Go through the listing and copy every line word for word.

Stored items
** START **

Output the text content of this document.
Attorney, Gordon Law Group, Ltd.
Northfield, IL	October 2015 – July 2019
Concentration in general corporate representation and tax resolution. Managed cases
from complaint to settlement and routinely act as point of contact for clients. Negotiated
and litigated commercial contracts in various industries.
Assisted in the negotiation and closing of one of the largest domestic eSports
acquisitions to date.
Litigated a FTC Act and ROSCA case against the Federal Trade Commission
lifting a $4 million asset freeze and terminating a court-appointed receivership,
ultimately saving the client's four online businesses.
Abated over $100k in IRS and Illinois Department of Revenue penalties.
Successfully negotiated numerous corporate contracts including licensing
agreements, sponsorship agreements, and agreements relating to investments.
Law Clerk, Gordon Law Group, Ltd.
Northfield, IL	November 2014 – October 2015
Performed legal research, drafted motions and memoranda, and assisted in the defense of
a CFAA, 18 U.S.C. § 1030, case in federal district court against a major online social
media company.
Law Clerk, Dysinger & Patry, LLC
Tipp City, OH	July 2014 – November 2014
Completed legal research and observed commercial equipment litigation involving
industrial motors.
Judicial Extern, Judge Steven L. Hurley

** END **

FULL ANSWER:
Output the text content of this document.
Attorney, Gordon Law Group, Ltd.
Northfield, IL	October 2015 – July 2019
Concentration in general corporate representation and tax resolution. Managed cases
from complaint to settlement and routinely act as point of contact for clients. Negotiated
and litigated commercial contracts in various industries.
Assisted in the negotiation and closing of one of the largest domestic eSports
acquisitions to date.
Litigated a FTC Act and ROSCA case against the Federal Trade Commission
lifting a $4 million asset freeze and terminating a court-appointed receivership,
ultimately saving the client's four online businesses.
Abated over $100k in IRS and Illinois Department of Revenue penalties.
Successfully negotiated numerous corporate contracts including licensing
agreements, sponsorship agreements, and agreements relating to investments.
Law Clerk, Gordon Law Group, Ltd.
Northfield, IL	November 2014 – October 2015
Performed legal research, drafted motions and memoranda, and assisted in the defense of
a CFAA, 18 U.S.C. § 1030, case in federal district court against a major online social
media company.
Law Clerk, Dysinger & Patry, LLC
Tipp City, OH	July 2014 – November 2014
Completed legal research and observed commercial equipment litigation involving
industrial motors.
Judicial Extern, Judge Steven L. Hurley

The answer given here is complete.